__Dataset records on visual material__.
--------------------------------
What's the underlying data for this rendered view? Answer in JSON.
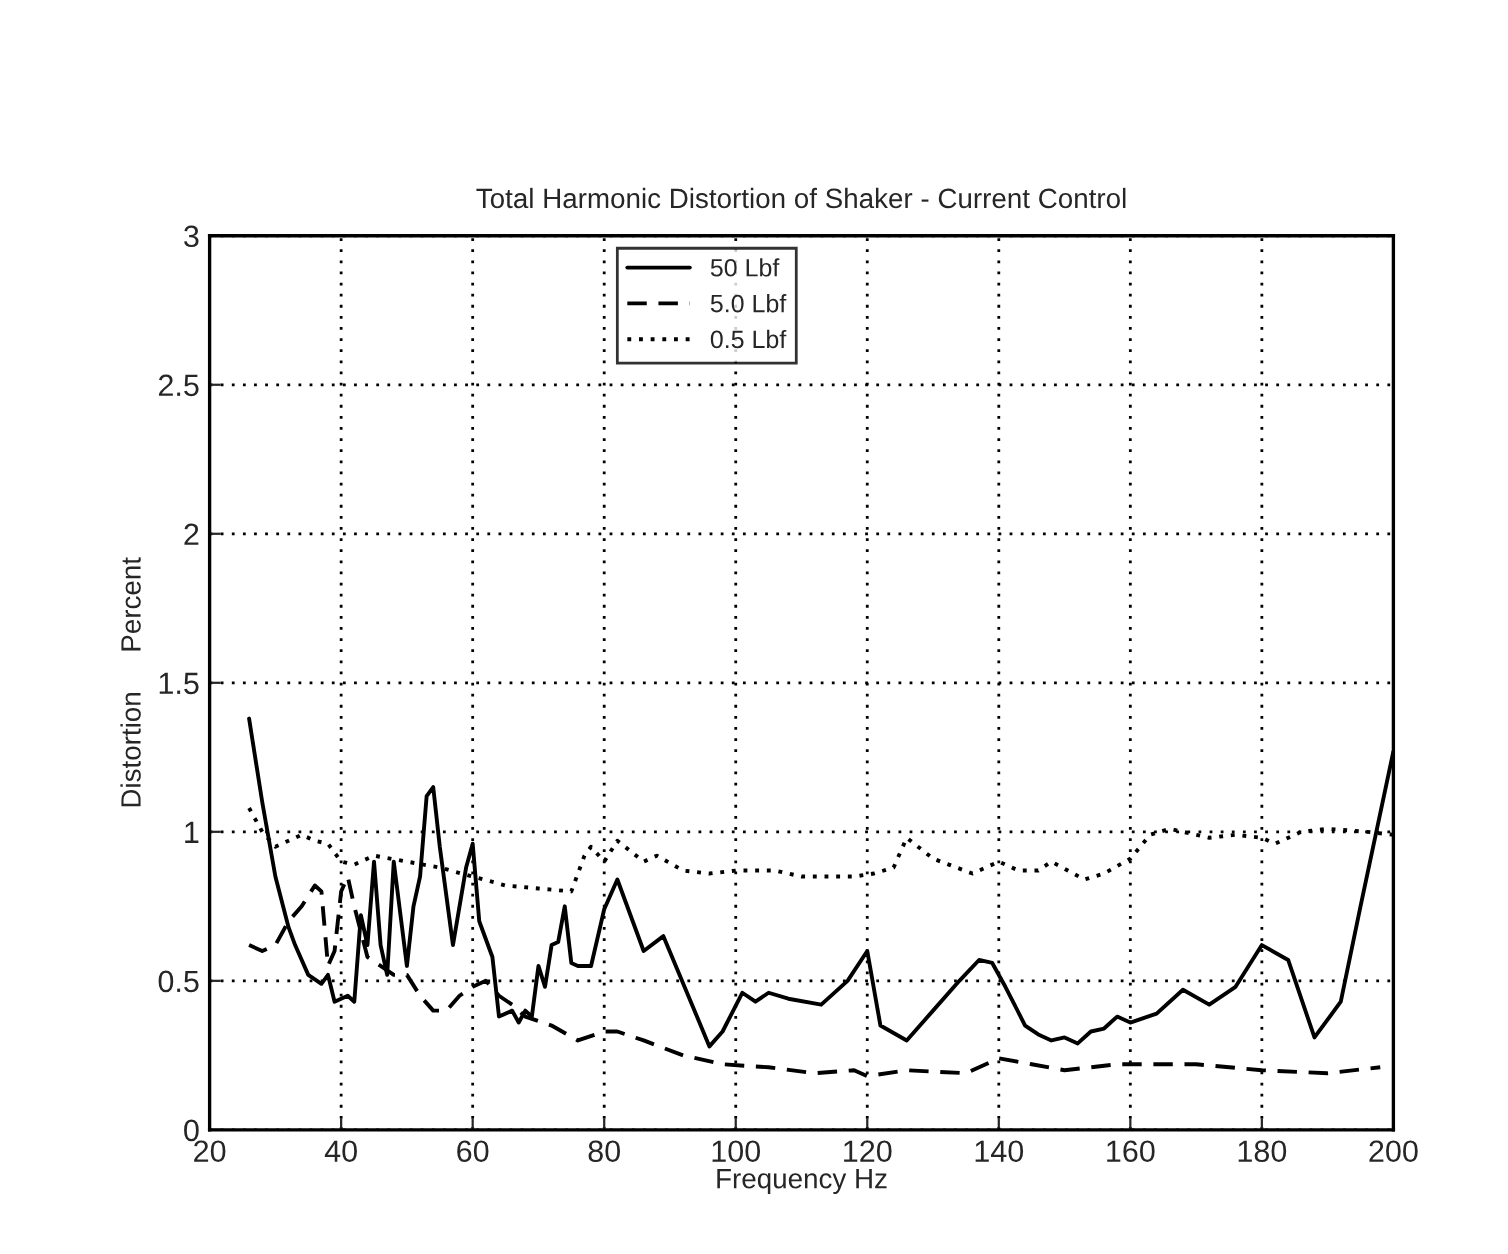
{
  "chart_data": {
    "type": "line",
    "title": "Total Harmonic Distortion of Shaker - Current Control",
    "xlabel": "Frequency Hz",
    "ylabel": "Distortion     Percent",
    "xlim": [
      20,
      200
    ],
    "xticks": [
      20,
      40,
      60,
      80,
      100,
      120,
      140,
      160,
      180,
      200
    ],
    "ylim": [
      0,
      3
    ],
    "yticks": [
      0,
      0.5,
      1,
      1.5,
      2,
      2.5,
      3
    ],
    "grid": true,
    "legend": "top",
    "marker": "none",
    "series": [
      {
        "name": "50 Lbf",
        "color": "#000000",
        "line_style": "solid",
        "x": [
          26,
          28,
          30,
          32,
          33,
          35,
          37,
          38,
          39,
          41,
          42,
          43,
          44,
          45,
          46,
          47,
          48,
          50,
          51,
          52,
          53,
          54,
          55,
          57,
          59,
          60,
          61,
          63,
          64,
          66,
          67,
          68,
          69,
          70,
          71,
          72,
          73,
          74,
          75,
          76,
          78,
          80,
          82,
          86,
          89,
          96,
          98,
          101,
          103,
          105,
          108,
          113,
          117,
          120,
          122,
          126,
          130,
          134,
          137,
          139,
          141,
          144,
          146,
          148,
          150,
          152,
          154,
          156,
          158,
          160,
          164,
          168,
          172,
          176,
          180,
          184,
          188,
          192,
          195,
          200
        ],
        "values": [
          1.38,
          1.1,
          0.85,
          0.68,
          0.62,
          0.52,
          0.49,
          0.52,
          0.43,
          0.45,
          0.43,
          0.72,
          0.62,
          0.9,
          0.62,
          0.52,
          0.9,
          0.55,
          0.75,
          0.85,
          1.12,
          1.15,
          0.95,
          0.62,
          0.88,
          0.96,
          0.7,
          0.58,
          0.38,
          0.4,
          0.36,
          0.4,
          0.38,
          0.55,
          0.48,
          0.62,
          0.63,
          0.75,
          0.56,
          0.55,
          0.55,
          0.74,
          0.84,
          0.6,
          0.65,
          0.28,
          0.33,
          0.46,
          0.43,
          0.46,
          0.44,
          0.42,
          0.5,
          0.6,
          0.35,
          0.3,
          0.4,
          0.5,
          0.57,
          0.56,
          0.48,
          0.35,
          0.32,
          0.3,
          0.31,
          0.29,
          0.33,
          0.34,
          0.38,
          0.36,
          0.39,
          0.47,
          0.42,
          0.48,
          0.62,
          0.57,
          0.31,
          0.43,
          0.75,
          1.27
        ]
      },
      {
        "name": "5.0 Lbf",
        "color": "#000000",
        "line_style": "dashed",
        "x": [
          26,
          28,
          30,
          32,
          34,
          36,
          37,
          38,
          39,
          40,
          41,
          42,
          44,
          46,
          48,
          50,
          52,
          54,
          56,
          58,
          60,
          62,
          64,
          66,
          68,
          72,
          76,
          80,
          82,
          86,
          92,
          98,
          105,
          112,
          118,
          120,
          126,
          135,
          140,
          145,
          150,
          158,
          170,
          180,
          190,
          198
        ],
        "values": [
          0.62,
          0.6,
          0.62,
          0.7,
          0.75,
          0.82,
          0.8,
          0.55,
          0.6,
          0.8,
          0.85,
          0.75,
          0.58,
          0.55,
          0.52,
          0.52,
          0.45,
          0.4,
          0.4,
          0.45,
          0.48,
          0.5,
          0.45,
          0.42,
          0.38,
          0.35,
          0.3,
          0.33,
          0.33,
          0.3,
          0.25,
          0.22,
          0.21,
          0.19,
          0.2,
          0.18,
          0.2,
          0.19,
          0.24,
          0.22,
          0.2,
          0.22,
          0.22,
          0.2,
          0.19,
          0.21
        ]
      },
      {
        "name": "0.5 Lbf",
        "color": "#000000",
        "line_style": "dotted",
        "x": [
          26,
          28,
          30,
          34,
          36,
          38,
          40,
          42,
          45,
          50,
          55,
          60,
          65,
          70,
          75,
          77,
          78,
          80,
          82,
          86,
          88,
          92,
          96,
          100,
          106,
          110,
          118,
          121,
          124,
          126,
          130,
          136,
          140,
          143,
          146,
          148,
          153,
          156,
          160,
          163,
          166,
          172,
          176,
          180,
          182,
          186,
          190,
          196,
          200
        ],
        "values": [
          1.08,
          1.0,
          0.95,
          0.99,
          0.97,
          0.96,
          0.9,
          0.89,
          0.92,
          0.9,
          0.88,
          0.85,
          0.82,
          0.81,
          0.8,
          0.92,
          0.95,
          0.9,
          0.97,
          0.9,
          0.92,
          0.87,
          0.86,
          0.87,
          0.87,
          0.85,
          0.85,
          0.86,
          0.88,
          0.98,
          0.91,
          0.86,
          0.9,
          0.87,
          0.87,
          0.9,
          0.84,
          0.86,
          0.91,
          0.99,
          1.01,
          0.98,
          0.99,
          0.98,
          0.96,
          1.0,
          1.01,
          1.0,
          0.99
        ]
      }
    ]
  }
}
--------------------------------
__WHAT THE TASK REQUIRES__. Quote the records above in full, dropping each picture.

__RESULT OF THE TASK__.
What's the underlying data for this rendered view? Answer in JSON.
{
  "chart_data": {
    "type": "line",
    "title": "Total Harmonic Distortion of Shaker - Current Control",
    "xlabel": "Frequency Hz",
    "ylabel": "Distortion     Percent",
    "xlim": [
      20,
      200
    ],
    "xticks": [
      20,
      40,
      60,
      80,
      100,
      120,
      140,
      160,
      180,
      200
    ],
    "ylim": [
      0,
      3
    ],
    "yticks": [
      0,
      0.5,
      1,
      1.5,
      2,
      2.5,
      3
    ],
    "grid": true,
    "legend": "top",
    "marker": "none",
    "series": [
      {
        "name": "50 Lbf",
        "color": "#000000",
        "line_style": "solid",
        "x": [
          26,
          28,
          30,
          32,
          33,
          35,
          37,
          38,
          39,
          41,
          42,
          43,
          44,
          45,
          46,
          47,
          48,
          50,
          51,
          52,
          53,
          54,
          55,
          57,
          59,
          60,
          61,
          63,
          64,
          66,
          67,
          68,
          69,
          70,
          71,
          72,
          73,
          74,
          75,
          76,
          78,
          80,
          82,
          86,
          89,
          96,
          98,
          101,
          103,
          105,
          108,
          113,
          117,
          120,
          122,
          126,
          130,
          134,
          137,
          139,
          141,
          144,
          146,
          148,
          150,
          152,
          154,
          156,
          158,
          160,
          164,
          168,
          172,
          176,
          180,
          184,
          188,
          192,
          195,
          200
        ],
        "values": [
          1.38,
          1.1,
          0.85,
          0.68,
          0.62,
          0.52,
          0.49,
          0.52,
          0.43,
          0.45,
          0.43,
          0.72,
          0.62,
          0.9,
          0.62,
          0.52,
          0.9,
          0.55,
          0.75,
          0.85,
          1.12,
          1.15,
          0.95,
          0.62,
          0.88,
          0.96,
          0.7,
          0.58,
          0.38,
          0.4,
          0.36,
          0.4,
          0.38,
          0.55,
          0.48,
          0.62,
          0.63,
          0.75,
          0.56,
          0.55,
          0.55,
          0.74,
          0.84,
          0.6,
          0.65,
          0.28,
          0.33,
          0.46,
          0.43,
          0.46,
          0.44,
          0.42,
          0.5,
          0.6,
          0.35,
          0.3,
          0.4,
          0.5,
          0.57,
          0.56,
          0.48,
          0.35,
          0.32,
          0.3,
          0.31,
          0.29,
          0.33,
          0.34,
          0.38,
          0.36,
          0.39,
          0.47,
          0.42,
          0.48,
          0.62,
          0.57,
          0.31,
          0.43,
          0.75,
          1.27
        ]
      },
      {
        "name": "5.0 Lbf",
        "color": "#000000",
        "line_style": "dashed",
        "x": [
          26,
          28,
          30,
          32,
          34,
          36,
          37,
          38,
          39,
          40,
          41,
          42,
          44,
          46,
          48,
          50,
          52,
          54,
          56,
          58,
          60,
          62,
          64,
          66,
          68,
          72,
          76,
          80,
          82,
          86,
          92,
          98,
          105,
          112,
          118,
          120,
          126,
          135,
          140,
          145,
          150,
          158,
          170,
          180,
          190,
          198
        ],
        "values": [
          0.62,
          0.6,
          0.62,
          0.7,
          0.75,
          0.82,
          0.8,
          0.55,
          0.6,
          0.8,
          0.85,
          0.75,
          0.58,
          0.55,
          0.52,
          0.52,
          0.45,
          0.4,
          0.4,
          0.45,
          0.48,
          0.5,
          0.45,
          0.42,
          0.38,
          0.35,
          0.3,
          0.33,
          0.33,
          0.3,
          0.25,
          0.22,
          0.21,
          0.19,
          0.2,
          0.18,
          0.2,
          0.19,
          0.24,
          0.22,
          0.2,
          0.22,
          0.22,
          0.2,
          0.19,
          0.21
        ]
      },
      {
        "name": "0.5 Lbf",
        "color": "#000000",
        "line_style": "dotted",
        "x": [
          26,
          28,
          30,
          34,
          36,
          38,
          40,
          42,
          45,
          50,
          55,
          60,
          65,
          70,
          75,
          77,
          78,
          80,
          82,
          86,
          88,
          92,
          96,
          100,
          106,
          110,
          118,
          121,
          124,
          126,
          130,
          136,
          140,
          143,
          146,
          148,
          153,
          156,
          160,
          163,
          166,
          172,
          176,
          180,
          182,
          186,
          190,
          196,
          200
        ],
        "values": [
          1.08,
          1.0,
          0.95,
          0.99,
          0.97,
          0.96,
          0.9,
          0.89,
          0.92,
          0.9,
          0.88,
          0.85,
          0.82,
          0.81,
          0.8,
          0.92,
          0.95,
          0.9,
          0.97,
          0.9,
          0.92,
          0.87,
          0.86,
          0.87,
          0.87,
          0.85,
          0.85,
          0.86,
          0.88,
          0.98,
          0.91,
          0.86,
          0.9,
          0.87,
          0.87,
          0.9,
          0.84,
          0.86,
          0.91,
          0.99,
          1.01,
          0.98,
          0.99,
          0.98,
          0.96,
          1.0,
          1.01,
          1.0,
          0.99
        ]
      }
    ]
  }
}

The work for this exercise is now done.